--- START Provided records ---
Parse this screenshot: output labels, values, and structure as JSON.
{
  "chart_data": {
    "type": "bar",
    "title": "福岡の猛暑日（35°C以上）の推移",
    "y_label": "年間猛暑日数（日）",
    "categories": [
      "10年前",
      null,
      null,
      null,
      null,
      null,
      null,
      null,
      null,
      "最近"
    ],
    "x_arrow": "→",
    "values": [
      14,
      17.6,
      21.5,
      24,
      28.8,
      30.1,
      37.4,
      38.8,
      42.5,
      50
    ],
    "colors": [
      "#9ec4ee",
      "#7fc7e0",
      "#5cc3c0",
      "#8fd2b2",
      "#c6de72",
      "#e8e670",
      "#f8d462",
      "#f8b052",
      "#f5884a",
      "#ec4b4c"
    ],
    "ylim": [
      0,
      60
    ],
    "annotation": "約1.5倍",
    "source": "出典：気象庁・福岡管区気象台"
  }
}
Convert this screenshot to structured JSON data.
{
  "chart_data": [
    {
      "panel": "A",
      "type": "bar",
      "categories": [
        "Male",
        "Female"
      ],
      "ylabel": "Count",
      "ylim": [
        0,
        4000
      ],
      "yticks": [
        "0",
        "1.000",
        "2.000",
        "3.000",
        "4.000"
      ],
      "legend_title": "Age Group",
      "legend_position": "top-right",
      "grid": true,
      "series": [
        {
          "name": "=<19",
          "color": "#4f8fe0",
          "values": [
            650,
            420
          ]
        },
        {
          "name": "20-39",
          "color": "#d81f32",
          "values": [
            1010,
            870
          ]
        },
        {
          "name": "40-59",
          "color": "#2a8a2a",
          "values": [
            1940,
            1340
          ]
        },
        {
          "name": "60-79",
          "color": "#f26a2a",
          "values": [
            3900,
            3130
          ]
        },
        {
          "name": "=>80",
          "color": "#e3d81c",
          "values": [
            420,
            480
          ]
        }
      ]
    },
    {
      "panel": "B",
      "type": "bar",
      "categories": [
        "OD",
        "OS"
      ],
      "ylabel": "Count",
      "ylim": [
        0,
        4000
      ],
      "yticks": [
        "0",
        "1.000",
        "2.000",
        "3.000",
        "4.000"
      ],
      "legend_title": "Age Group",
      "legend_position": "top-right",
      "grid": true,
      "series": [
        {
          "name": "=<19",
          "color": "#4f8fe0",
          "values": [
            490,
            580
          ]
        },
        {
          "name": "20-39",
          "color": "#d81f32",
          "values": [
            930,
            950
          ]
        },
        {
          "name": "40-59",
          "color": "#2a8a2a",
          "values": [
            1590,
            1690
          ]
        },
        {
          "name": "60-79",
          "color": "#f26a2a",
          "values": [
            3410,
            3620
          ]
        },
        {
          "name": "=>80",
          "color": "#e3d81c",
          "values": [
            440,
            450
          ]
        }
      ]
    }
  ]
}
--- END Provided records ---
◆ Given task: Your task is to retype all the records above with nothing left out.

◆ Finished exercise:
Parse this screenshot: output labels, values, and structure as JSON.
{
  "chart_data": {
    "type": "bar",
    "title": "福岡の猛暑日（35°C以上）の推移",
    "y_label": "年間猛暑日数（日）",
    "categories": [
      "10年前",
      null,
      null,
      null,
      null,
      null,
      null,
      null,
      null,
      "最近"
    ],
    "x_arrow": "→",
    "values": [
      14,
      17.6,
      21.5,
      24,
      28.8,
      30.1,
      37.4,
      38.8,
      42.5,
      50
    ],
    "colors": [
      "#9ec4ee",
      "#7fc7e0",
      "#5cc3c0",
      "#8fd2b2",
      "#c6de72",
      "#e8e670",
      "#f8d462",
      "#f8b052",
      "#f5884a",
      "#ec4b4c"
    ],
    "ylim": [
      0,
      60
    ],
    "annotation": "約1.5倍",
    "source": "出典：気象庁・福岡管区気象台"
  }
}
Convert this screenshot to structured JSON data.
{
  "chart_data": [
    {
      "panel": "A",
      "type": "bar",
      "categories": [
        "Male",
        "Female"
      ],
      "ylabel": "Count",
      "ylim": [
        0,
        4000
      ],
      "yticks": [
        "0",
        "1.000",
        "2.000",
        "3.000",
        "4.000"
      ],
      "legend_title": "Age Group",
      "legend_position": "top-right",
      "grid": true,
      "series": [
        {
          "name": "=<19",
          "color": "#4f8fe0",
          "values": [
            650,
            420
          ]
        },
        {
          "name": "20-39",
          "color": "#d81f32",
          "values": [
            1010,
            870
          ]
        },
        {
          "name": "40-59",
          "color": "#2a8a2a",
          "values": [
            1940,
            1340
          ]
        },
        {
          "name": "60-79",
          "color": "#f26a2a",
          "values": [
            3900,
            3130
          ]
        },
        {
          "name": "=>80",
          "color": "#e3d81c",
          "values": [
            420,
            480
          ]
        }
      ]
    },
    {
      "panel": "B",
      "type": "bar",
      "categories": [
        "OD",
        "OS"
      ],
      "ylabel": "Count",
      "ylim": [
        0,
        4000
      ],
      "yticks": [
        "0",
        "1.000",
        "2.000",
        "3.000",
        "4.000"
      ],
      "legend_title": "Age Group",
      "legend_position": "top-right",
      "grid": true,
      "series": [
        {
          "name": "=<19",
          "color": "#4f8fe0",
          "values": [
            490,
            580
          ]
        },
        {
          "name": "20-39",
          "color": "#d81f32",
          "values": [
            930,
            950
          ]
        },
        {
          "name": "40-59",
          "color": "#2a8a2a",
          "values": [
            1590,
            1690
          ]
        },
        {
          "name": "60-79",
          "color": "#f26a2a",
          "values": [
            3410,
            3620
          ]
        },
        {
          "name": "=>80",
          "color": "#e3d81c",
          "values": [
            440,
            450
          ]
        }
      ]
    }
  ]
}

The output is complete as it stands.